## Goal of the exercise:
Give the data below again exactly as it stands. Omit the pictures.
◆ ◆ ◆ ◆
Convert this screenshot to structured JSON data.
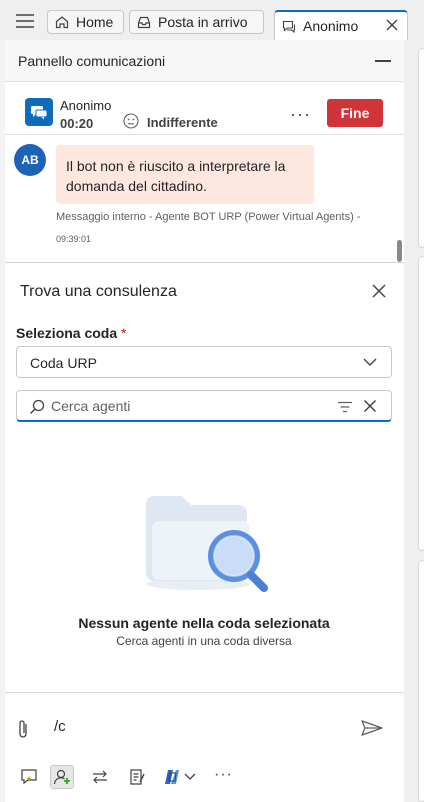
{
  "tabs": [
    {
      "label": "Home"
    },
    {
      "label": "Posta in arrivo"
    },
    {
      "label": "Anonimo"
    }
  ],
  "panel": {
    "title": "Pannello comunicazioni"
  },
  "conversation": {
    "customer": "Anonimo",
    "timer": "00:20",
    "sentiment": "Indifferente",
    "more": "···",
    "end_label": "Fine"
  },
  "message": {
    "initials": "AB",
    "text": "Il bot non è riuscito a interpretare la domanda del cittadino.",
    "meta": "Messaggio interno - Agente BOT URP (Power Virtual Agents) -",
    "time": "09:39:01"
  },
  "consult": {
    "title": "Trova una consulenza",
    "queue_label": "Seleziona coda",
    "required_mark": "*",
    "queue_value": "Coda URP",
    "search_placeholder": "Cerca agenti",
    "empty_title": "Nessun agente nella coda selezionata",
    "empty_subtitle": "Cerca agenti in una coda diversa"
  },
  "compose": {
    "text": "/c"
  },
  "toolbar": {
    "more": "···"
  },
  "colors": {
    "accent": "#0f6cbd",
    "end_button": "#d13438",
    "bubble": "#fde7de",
    "avatar": "#1e63b5"
  }
}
◆ ◆ ◆ ◆
## Problem solution:
Convert this screenshot to structured JSON data.
{
  "tabs": [
    {
      "label": "Home"
    },
    {
      "label": "Posta in arrivo"
    },
    {
      "label": "Anonimo"
    }
  ],
  "panel": {
    "title": "Pannello comunicazioni"
  },
  "conversation": {
    "customer": "Anonimo",
    "timer": "00:20",
    "sentiment": "Indifferente",
    "more": "···",
    "end_label": "Fine"
  },
  "message": {
    "initials": "AB",
    "text": "Il bot non è riuscito a interpretare la domanda del cittadino.",
    "meta": "Messaggio interno - Agente BOT URP (Power Virtual Agents) -",
    "time": "09:39:01"
  },
  "consult": {
    "title": "Trova una consulenza",
    "queue_label": "Seleziona coda",
    "required_mark": "*",
    "queue_value": "Coda URP",
    "search_placeholder": "Cerca agenti",
    "empty_title": "Nessun agente nella coda selezionata",
    "empty_subtitle": "Cerca agenti in una coda diversa"
  },
  "compose": {
    "text": "/c"
  },
  "toolbar": {
    "more": "···"
  },
  "colors": {
    "accent": "#0f6cbd",
    "end_button": "#d13438",
    "bubble": "#fde7de",
    "avatar": "#1e63b5"
  }
}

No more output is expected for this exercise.